> [THE INPUT]:
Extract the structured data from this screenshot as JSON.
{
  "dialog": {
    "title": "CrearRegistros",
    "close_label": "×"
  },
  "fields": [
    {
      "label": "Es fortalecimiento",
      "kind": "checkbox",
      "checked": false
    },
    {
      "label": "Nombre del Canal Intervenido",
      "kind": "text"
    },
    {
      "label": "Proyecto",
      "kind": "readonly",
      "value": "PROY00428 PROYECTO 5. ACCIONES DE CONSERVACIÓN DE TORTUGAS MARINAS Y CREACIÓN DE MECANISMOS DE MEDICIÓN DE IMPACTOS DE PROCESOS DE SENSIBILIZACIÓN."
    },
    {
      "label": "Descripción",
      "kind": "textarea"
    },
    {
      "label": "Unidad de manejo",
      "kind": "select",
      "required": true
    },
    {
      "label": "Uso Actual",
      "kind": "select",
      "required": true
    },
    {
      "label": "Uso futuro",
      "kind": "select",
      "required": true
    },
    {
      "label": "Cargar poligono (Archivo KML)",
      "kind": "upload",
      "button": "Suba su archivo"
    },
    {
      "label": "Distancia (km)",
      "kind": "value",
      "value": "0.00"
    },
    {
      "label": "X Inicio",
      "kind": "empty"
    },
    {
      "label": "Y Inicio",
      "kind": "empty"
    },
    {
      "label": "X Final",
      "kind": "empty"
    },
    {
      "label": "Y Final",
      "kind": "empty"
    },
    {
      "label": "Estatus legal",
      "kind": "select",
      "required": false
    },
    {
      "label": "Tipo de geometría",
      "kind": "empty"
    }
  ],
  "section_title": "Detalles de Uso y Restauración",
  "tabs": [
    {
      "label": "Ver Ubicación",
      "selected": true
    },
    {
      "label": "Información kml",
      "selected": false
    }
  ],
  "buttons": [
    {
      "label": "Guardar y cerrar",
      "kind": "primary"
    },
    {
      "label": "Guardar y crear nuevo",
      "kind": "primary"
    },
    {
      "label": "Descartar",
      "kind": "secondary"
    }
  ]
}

> [TASK DESCRIPTION]:
Across the material above, count every line holding "value" and write down only the number.

> [RESULT OF THE TASK]:
3